*LISTING:*
^^^^^^^^^^^^^^^^

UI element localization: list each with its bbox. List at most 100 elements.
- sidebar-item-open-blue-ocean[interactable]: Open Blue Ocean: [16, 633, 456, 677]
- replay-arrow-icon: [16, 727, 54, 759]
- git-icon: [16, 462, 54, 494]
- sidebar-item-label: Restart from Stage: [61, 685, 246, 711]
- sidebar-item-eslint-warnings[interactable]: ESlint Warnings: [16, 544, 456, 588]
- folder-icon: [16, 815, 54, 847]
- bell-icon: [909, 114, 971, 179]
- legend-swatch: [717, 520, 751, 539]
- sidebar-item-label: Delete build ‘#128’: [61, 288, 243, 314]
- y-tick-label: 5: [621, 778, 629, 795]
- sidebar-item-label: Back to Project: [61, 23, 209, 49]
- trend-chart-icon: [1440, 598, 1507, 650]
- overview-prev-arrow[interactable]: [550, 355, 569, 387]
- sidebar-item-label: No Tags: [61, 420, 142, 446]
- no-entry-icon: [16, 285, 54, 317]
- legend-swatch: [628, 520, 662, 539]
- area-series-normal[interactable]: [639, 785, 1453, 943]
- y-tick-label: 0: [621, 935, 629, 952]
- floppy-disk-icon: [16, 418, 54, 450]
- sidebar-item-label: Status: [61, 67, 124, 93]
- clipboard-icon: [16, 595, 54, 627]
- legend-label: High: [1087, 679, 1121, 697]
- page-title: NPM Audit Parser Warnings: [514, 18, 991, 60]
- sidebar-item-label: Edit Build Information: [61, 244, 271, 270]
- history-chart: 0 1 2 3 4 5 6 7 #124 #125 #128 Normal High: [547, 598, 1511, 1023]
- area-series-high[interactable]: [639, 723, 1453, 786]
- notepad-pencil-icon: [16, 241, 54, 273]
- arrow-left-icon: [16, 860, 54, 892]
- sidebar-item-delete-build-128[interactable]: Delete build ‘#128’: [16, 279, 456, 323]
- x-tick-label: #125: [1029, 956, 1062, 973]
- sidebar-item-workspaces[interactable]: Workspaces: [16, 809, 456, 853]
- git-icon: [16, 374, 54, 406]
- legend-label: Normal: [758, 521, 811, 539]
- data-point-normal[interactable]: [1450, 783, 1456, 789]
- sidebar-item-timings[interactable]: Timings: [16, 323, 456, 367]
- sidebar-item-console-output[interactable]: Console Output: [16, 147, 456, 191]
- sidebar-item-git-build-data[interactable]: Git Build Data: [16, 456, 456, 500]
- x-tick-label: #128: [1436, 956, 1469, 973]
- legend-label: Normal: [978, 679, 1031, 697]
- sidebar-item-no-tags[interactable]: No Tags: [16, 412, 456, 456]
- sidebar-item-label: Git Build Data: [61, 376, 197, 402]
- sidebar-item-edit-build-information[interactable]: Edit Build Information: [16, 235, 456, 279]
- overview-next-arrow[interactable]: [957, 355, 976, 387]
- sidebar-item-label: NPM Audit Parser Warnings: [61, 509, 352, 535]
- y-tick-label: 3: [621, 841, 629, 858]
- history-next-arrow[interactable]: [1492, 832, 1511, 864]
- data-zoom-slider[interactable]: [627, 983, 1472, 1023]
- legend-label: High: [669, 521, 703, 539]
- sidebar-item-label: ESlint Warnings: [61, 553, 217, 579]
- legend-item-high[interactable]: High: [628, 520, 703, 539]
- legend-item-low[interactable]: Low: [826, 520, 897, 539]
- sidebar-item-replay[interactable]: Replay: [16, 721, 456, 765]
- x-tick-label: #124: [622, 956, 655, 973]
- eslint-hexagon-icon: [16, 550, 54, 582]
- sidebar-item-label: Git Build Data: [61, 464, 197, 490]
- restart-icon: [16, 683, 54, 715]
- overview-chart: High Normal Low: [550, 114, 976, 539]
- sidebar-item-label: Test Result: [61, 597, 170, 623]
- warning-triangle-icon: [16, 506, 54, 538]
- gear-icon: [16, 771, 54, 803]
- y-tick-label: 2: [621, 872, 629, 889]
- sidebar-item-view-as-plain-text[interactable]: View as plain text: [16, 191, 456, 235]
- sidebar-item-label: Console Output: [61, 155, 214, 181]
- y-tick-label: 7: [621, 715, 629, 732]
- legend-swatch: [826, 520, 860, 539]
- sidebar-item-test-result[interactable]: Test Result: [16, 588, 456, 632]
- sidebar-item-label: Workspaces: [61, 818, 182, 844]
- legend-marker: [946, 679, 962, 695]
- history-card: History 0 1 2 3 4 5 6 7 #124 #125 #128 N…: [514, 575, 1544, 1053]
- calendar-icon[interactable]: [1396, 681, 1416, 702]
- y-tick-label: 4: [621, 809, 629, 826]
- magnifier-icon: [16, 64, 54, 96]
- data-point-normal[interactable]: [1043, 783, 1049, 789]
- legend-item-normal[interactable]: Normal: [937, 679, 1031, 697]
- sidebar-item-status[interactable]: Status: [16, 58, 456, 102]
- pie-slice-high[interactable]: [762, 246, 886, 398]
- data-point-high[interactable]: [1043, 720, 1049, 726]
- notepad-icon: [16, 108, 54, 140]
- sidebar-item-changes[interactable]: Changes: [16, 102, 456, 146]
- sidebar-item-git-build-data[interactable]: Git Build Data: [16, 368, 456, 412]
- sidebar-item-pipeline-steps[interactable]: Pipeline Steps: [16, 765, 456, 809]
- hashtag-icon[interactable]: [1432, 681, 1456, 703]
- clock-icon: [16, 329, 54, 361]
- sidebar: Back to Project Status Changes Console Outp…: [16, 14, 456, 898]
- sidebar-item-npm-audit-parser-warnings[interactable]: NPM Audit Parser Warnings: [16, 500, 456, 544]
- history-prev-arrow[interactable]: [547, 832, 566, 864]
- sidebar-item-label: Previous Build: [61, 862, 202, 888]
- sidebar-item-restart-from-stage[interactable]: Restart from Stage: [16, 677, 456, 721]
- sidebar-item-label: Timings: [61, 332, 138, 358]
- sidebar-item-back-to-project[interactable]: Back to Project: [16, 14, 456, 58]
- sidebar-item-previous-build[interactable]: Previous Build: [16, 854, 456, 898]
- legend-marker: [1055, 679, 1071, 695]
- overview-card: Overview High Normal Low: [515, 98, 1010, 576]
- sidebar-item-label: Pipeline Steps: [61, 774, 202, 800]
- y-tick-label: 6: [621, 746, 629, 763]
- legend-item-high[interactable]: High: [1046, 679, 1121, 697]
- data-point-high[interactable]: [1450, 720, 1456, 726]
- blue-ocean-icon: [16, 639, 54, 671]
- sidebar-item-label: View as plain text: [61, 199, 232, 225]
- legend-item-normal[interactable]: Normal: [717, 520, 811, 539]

^^^^^^^^^^^^^^^^

*WORK REQUIRED:* Lay out every line of the data above as a Markdown table with the columns "Row" and "Data line", numbering the rows and omitting any blank lines.

*FINAL RESULT:*
| Row | Data line |
|---|---|
| 1 | UI element localization: list each with its bbox. List at most 100 elements. |
| 2 | - sidebar-item-open-blue-ocean[interactable]: Open Blue Ocean: [16, 633, 456, 677] |
| 3 | - replay-arrow-icon: [16, 727, 54, 759] |
| 4 | - git-icon: [16, 462, 54, 494] |
| 5 | - sidebar-item-label: Restart from Stage: [61, 685, 246, 711] |
| 6 | - sidebar-item-eslint-warnings[interactable]: ESlint Warnings: [16, 544, 456, 588] |
| 7 | - folder-icon: [16, 815, 54, 847] |
| 8 | - bell-icon: [909, 114, 971, 179] |
| 9 | - legend-swatch: [717, 520, 751, 539] |
| 10 | - sidebar-item-label: Delete build ‘#128’: [61, 288, 243, 314] |
| 11 | - y-tick-label: 5: [621, 778, 629, 795] |
| 12 | - sidebar-item-label: Back to Project: [61, 23, 209, 49] |
| 13 | - trend-chart-icon: [1440, 598, 1507, 650] |
| 14 | - overview-prev-arrow[interactable]: [550, 355, 569, 387] |
| 15 | - sidebar-item-label: No Tags: [61, 420, 142, 446] |
| 16 | - no-entry-icon: [16, 285, 54, 317] |
| 17 | - legend-swatch: [628, 520, 662, 539] |
| 18 | - area-series-normal[interactable]: [639, 785, 1453, 943] |
| 19 | - y-tick-label: 0: [621, 935, 629, 952] |
| 20 | - floppy-disk-icon: [16, 418, 54, 450] |
| 21 | - sidebar-item-label: Status: [61, 67, 124, 93] |
| 22 | - clipboard-icon: [16, 595, 54, 627] |
| 23 | - legend-label: High: [1087, 679, 1121, 697] |
| 24 | - page-title: NPM Audit Parser Warnings: [514, 18, 991, 60] |
| 25 | - sidebar-item-label: Edit Build Information: [61, 244, 271, 270] |
| 26 | - history-chart: 0 1 2 3 4 5 6 7 #124 #125 #128 Normal High: [547, 598, 1511, 1023] |
| 27 | - area-series-high[interactable]: [639, 723, 1453, 786] |
| 28 | - notepad-pencil-icon: [16, 241, 54, 273] |
| 29 | - arrow-left-icon: [16, 860, 54, 892] |
| 30 | - sidebar-item-delete-build-128[interactable]: Delete build ‘#128’: [16, 279, 456, 323] |
| 31 | - x-tick-label: #125: [1029, 956, 1062, 973] |
| 32 | - sidebar-item-workspaces[interactable]: Workspaces: [16, 809, 456, 853] |
| 33 | - git-icon: [16, 374, 54, 406] |
| 34 | - legend-label: Normal: [758, 521, 811, 539] |
| 35 | - data-point-normal[interactable]: [1450, 783, 1456, 789] |
| 36 | - sidebar-item-timings[interactable]: Timings: [16, 323, 456, 367] |
| 37 | - sidebar-item-console-output[interactable]: Console Output: [16, 147, 456, 191] |
| 38 | - sidebar-item-git-build-data[interactable]: Git Build Data: [16, 456, 456, 500] |
| 39 | - x-tick-label: #128: [1436, 956, 1469, 973] |
| 40 | - legend-label: Normal: [978, 679, 1031, 697] |
| 41 | - sidebar-item-no-tags[interactable]: No Tags: [16, 412, 456, 456] |
| 42 | - sidebar-item-label: Git Build Data: [61, 376, 197, 402] |
| 43 | - sidebar-item-edit-build-information[interactable]: Edit Build Information: [16, 235, 456, 279] |
| 44 | - overview-next-arrow[interactable]: [957, 355, 976, 387] |
| 45 | - sidebar-item-label: NPM Audit Parser Warnings: [61, 509, 352, 535] |
| 46 | - y-tick-label: 3: [621, 841, 629, 858] |
| 47 | - history-next-arrow[interactable]: [1492, 832, 1511, 864] |
| 48 | - data-zoom-slider[interactable]: [627, 983, 1472, 1023] |
| 49 | - legend-label: High: [669, 521, 703, 539] |
| 50 | - sidebar-item-label: ESlint Warnings: [61, 553, 217, 579] |
| 51 | - legend-item-high[interactable]: High: [628, 520, 703, 539] |
| 52 | - legend-item-low[interactable]: Low: [826, 520, 897, 539] |
| 53 | - sidebar-item-replay[interactable]: Replay: [16, 721, 456, 765] |
| 54 | - x-tick-label: #124: [622, 956, 655, 973] |
| 55 | - eslint-hexagon-icon: [16, 550, 54, 582] |
| 56 | - sidebar-item-label: Git Build Data: [61, 464, 197, 490] |
| 57 | - restart-icon: [16, 683, 54, 715] |
| 58 | - overview-chart: High Normal Low: [550, 114, 976, 539] |
| 59 | - sidebar-item-label: Test Result: [61, 597, 170, 623] |
| 60 | - warning-triangle-icon: [16, 506, 54, 538] |
| 61 | - gear-icon: [16, 771, 54, 803] |
| 62 | - y-tick-label: 2: [621, 872, 629, 889] |
| 63 | - sidebar-item-view-as-plain-text[interactable]: View as plain text: [16, 191, 456, 235] |
| 64 | - sidebar-item-label: Console Output: [61, 155, 214, 181] |
| 65 | - y-tick-label: 7: [621, 715, 629, 732] |
| 66 | - legend-swatch: [826, 520, 860, 539] |
| 67 | - sidebar-item-test-result[interactable]: Test Result: [16, 588, 456, 632] |
| 68 | - sidebar-item-label: Workspaces: [61, 818, 182, 844] |
| 69 | - legend-marker: [946, 679, 962, 695] |
| 70 | - history-card: History 0 1 2 3 4 5 6 7 #124 #125 #128 N…: [514, 575, 1544, 1053] |
| 71 | - calendar-icon[interactable]: [1396, 681, 1416, 702] |
| 72 | - y-tick-label: 4: [621, 809, 629, 826] |
| 73 | - magnifier-icon: [16, 64, 54, 96] |
| 74 | - data-point-normal[interactable]: [1043, 783, 1049, 789] |
| 75 | - legend-item-normal[interactable]: Normal: [937, 679, 1031, 697] |
| 76 | - sidebar-item-status[interactable]: Status: [16, 58, 456, 102] |
| 77 | - pie-slice-high[interactable]: [762, 246, 886, 398] |
| 78 | - data-point-high[interactable]: [1043, 720, 1049, 726] |
| 79 | - notepad-icon: [16, 108, 54, 140] |
| 80 | - sidebar-item-changes[interactable]: Changes: [16, 102, 456, 146] |
| 81 | - sidebar-item-git-build-data[interactable]: Git Build Data: [16, 368, 456, 412] |
| 82 | - sidebar-item-pipeline-steps[interactable]: Pipeline Steps: [16, 765, 456, 809] |
| 83 | - hashtag-icon[interactable]: [1432, 681, 1456, 703] |
| 84 | - clock-icon: [16, 329, 54, 361] |
| 85 | - sidebar: Back to Project Status Changes Console Outp…: [16, 14, 456, 898] |
| 86 | - sidebar-item-npm-audit-parser-warnings[interactable]: NPM Audit Parser Warnings: [16, 500, 456, 544] |
| 87 | - history-prev-arrow[interactable]: [547, 832, 566, 864] |
| 88 | - sidebar-item-label: Previous Build: [61, 862, 202, 888] |
| 89 | - sidebar-item-restart-from-stage[interactable]: Restart from Stage: [16, 677, 456, 721] |
| 90 | - sidebar-item-label: Timings: [61, 332, 138, 358] |
| 91 | - sidebar-item-back-to-project[interactable]: Back to Project: [16, 14, 456, 58] |
| 92 | - sidebar-item-previous-build[interactable]: Previous Build: [16, 854, 456, 898] |
| 93 | - legend-marker: [1055, 679, 1071, 695] |
| 94 | - overview-card: Overview High Normal Low: [515, 98, 1010, 576] |
| 95 | - sidebar-item-label: Pipeline Steps: [61, 774, 202, 800] |
| 96 | - y-tick-label: 6: [621, 746, 629, 763] |
| 97 | - legend-item-high[interactable]: High: [1046, 679, 1121, 697] |
| 98 | - data-point-high[interactable]: [1450, 720, 1456, 726] |
| 99 | - blue-ocean-icon: [16, 639, 54, 671] |
| 100 | - sidebar-item-label: View as plain text: [61, 199, 232, 225] |
| 101 | - legend-item-normal[interactable]: Normal: [717, 520, 811, 539] |